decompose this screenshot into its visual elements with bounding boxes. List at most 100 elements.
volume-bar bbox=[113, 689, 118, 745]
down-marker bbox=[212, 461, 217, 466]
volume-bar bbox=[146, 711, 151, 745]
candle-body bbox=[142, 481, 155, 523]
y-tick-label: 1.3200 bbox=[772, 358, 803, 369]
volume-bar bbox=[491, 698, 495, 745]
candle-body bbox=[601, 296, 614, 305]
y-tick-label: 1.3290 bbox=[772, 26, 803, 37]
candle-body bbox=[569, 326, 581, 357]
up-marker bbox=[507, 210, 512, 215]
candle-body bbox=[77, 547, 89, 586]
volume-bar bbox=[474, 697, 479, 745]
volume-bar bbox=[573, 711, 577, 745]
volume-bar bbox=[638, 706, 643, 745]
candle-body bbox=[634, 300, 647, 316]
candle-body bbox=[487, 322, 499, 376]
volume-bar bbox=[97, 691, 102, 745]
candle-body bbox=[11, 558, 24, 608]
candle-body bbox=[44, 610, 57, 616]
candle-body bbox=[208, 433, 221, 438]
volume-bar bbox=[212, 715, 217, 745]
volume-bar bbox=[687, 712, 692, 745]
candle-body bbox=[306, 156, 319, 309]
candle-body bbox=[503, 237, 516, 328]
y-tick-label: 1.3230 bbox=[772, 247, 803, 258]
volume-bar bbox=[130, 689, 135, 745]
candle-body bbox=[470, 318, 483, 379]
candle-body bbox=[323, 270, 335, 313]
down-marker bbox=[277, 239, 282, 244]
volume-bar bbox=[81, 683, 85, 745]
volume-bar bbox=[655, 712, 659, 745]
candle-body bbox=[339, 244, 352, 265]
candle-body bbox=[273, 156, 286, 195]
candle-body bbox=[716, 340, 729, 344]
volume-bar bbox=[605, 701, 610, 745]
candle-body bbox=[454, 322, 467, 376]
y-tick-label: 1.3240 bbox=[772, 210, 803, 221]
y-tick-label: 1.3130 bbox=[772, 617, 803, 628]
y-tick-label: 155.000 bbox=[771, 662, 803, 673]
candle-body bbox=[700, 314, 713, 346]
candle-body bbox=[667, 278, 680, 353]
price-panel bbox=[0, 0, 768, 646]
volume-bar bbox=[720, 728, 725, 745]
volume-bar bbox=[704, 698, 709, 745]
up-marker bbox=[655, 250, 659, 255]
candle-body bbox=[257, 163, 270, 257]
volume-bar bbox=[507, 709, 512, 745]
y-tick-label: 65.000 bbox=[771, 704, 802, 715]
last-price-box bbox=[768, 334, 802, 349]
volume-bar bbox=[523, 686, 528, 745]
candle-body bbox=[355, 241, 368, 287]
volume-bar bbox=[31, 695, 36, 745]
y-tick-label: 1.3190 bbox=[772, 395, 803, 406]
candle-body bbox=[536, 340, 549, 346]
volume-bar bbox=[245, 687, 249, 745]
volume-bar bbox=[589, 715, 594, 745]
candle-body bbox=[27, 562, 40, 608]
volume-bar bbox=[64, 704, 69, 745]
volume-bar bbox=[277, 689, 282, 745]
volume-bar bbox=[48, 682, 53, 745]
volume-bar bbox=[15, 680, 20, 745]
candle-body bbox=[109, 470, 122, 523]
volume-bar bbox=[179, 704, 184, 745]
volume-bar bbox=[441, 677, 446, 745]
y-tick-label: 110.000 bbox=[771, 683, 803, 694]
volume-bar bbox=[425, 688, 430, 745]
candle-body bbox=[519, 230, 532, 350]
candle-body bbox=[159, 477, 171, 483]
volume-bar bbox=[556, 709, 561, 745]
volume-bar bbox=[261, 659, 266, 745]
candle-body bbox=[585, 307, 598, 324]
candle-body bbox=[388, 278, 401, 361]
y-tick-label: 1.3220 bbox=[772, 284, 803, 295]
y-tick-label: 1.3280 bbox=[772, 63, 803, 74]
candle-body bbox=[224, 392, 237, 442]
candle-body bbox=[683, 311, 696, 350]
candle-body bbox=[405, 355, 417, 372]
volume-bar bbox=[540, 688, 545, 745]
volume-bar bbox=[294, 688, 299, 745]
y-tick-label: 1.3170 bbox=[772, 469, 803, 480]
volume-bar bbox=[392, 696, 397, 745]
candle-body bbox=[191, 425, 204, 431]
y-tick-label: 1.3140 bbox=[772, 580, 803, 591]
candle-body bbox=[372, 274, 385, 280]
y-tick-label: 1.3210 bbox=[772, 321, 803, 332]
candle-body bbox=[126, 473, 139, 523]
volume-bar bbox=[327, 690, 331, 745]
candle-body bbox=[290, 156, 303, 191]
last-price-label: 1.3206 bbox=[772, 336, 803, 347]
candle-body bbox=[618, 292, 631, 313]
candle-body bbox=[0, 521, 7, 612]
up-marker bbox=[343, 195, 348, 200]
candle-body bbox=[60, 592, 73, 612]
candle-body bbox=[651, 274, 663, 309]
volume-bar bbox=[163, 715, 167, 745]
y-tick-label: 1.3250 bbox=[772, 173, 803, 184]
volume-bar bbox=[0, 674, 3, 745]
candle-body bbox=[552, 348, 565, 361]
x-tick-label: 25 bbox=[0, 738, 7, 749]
____
> [DO THIS]:
Copy every line above word for word, in the same order, with nothing added or left out.

> [RESPONSE FOR THIS EXERCISE]:
decompose this screenshot into its visual elements with bounding boxes. List at most 100 elements.
volume-bar bbox=[113, 689, 118, 745]
down-marker bbox=[212, 461, 217, 466]
volume-bar bbox=[146, 711, 151, 745]
candle-body bbox=[142, 481, 155, 523]
y-tick-label: 1.3200 bbox=[772, 358, 803, 369]
volume-bar bbox=[491, 698, 495, 745]
candle-body bbox=[601, 296, 614, 305]
y-tick-label: 1.3290 bbox=[772, 26, 803, 37]
candle-body bbox=[569, 326, 581, 357]
up-marker bbox=[507, 210, 512, 215]
candle-body bbox=[77, 547, 89, 586]
volume-bar bbox=[474, 697, 479, 745]
volume-bar bbox=[573, 711, 577, 745]
volume-bar bbox=[638, 706, 643, 745]
candle-body bbox=[634, 300, 647, 316]
candle-body bbox=[487, 322, 499, 376]
volume-bar bbox=[97, 691, 102, 745]
candle-body bbox=[11, 558, 24, 608]
candle-body bbox=[44, 610, 57, 616]
candle-body bbox=[208, 433, 221, 438]
volume-bar bbox=[212, 715, 217, 745]
volume-bar bbox=[687, 712, 692, 745]
candle-body bbox=[306, 156, 319, 309]
candle-body bbox=[503, 237, 516, 328]
y-tick-label: 1.3230 bbox=[772, 247, 803, 258]
volume-bar bbox=[130, 689, 135, 745]
candle-body bbox=[470, 318, 483, 379]
candle-body bbox=[323, 270, 335, 313]
down-marker bbox=[277, 239, 282, 244]
volume-bar bbox=[81, 683, 85, 745]
volume-bar bbox=[655, 712, 659, 745]
candle-body bbox=[339, 244, 352, 265]
candle-body bbox=[273, 156, 286, 195]
candle-body bbox=[716, 340, 729, 344]
volume-bar bbox=[605, 701, 610, 745]
candle-body bbox=[454, 322, 467, 376]
y-tick-label: 1.3240 bbox=[772, 210, 803, 221]
y-tick-label: 1.3130 bbox=[772, 617, 803, 628]
y-tick-label: 155.000 bbox=[771, 662, 803, 673]
candle-body bbox=[700, 314, 713, 346]
candle-body bbox=[667, 278, 680, 353]
price-panel bbox=[0, 0, 768, 646]
volume-bar bbox=[720, 728, 725, 745]
volume-bar bbox=[704, 698, 709, 745]
up-marker bbox=[655, 250, 659, 255]
candle-body bbox=[257, 163, 270, 257]
volume-bar bbox=[507, 709, 512, 745]
y-tick-label: 65.000 bbox=[771, 704, 802, 715]
last-price-box bbox=[768, 334, 802, 349]
volume-bar bbox=[523, 686, 528, 745]
candle-body bbox=[355, 241, 368, 287]
volume-bar bbox=[31, 695, 36, 745]
y-tick-label: 1.3190 bbox=[772, 395, 803, 406]
candle-body bbox=[536, 340, 549, 346]
volume-bar bbox=[245, 687, 249, 745]
volume-bar bbox=[589, 715, 594, 745]
candle-body bbox=[27, 562, 40, 608]
volume-bar bbox=[64, 704, 69, 745]
volume-bar bbox=[277, 689, 282, 745]
volume-bar bbox=[48, 682, 53, 745]
volume-bar bbox=[15, 680, 20, 745]
candle-body bbox=[109, 470, 122, 523]
volume-bar bbox=[179, 704, 184, 745]
volume-bar bbox=[441, 677, 446, 745]
y-tick-label: 110.000 bbox=[771, 683, 803, 694]
volume-bar bbox=[425, 688, 430, 745]
candle-body bbox=[519, 230, 532, 350]
candle-body bbox=[159, 477, 171, 483]
volume-bar bbox=[556, 709, 561, 745]
volume-bar bbox=[261, 659, 266, 745]
candle-body bbox=[585, 307, 598, 324]
candle-body bbox=[388, 278, 401, 361]
y-tick-label: 1.3220 bbox=[772, 284, 803, 295]
y-tick-label: 1.3280 bbox=[772, 63, 803, 74]
candle-body bbox=[224, 392, 237, 442]
candle-body bbox=[683, 311, 696, 350]
candle-body bbox=[405, 355, 417, 372]
volume-bar bbox=[540, 688, 545, 745]
volume-bar bbox=[294, 688, 299, 745]
y-tick-label: 1.3170 bbox=[772, 469, 803, 480]
volume-bar bbox=[392, 696, 397, 745]
candle-body bbox=[191, 425, 204, 431]
y-tick-label: 1.3140 bbox=[772, 580, 803, 591]
candle-body bbox=[372, 274, 385, 280]
y-tick-label: 1.3210 bbox=[772, 321, 803, 332]
candle-body bbox=[126, 473, 139, 523]
volume-bar bbox=[327, 690, 331, 745]
candle-body bbox=[290, 156, 303, 191]
last-price-label: 1.3206 bbox=[772, 336, 803, 347]
candle-body bbox=[618, 292, 631, 313]
candle-body bbox=[0, 521, 7, 612]
up-marker bbox=[343, 195, 348, 200]
candle-body bbox=[60, 592, 73, 612]
candle-body bbox=[651, 274, 663, 309]
volume-bar bbox=[163, 715, 167, 745]
y-tick-label: 1.3250 bbox=[772, 173, 803, 184]
volume-bar bbox=[0, 674, 3, 745]
candle-body bbox=[552, 348, 565, 361]
x-tick-label: 25 bbox=[0, 738, 7, 749]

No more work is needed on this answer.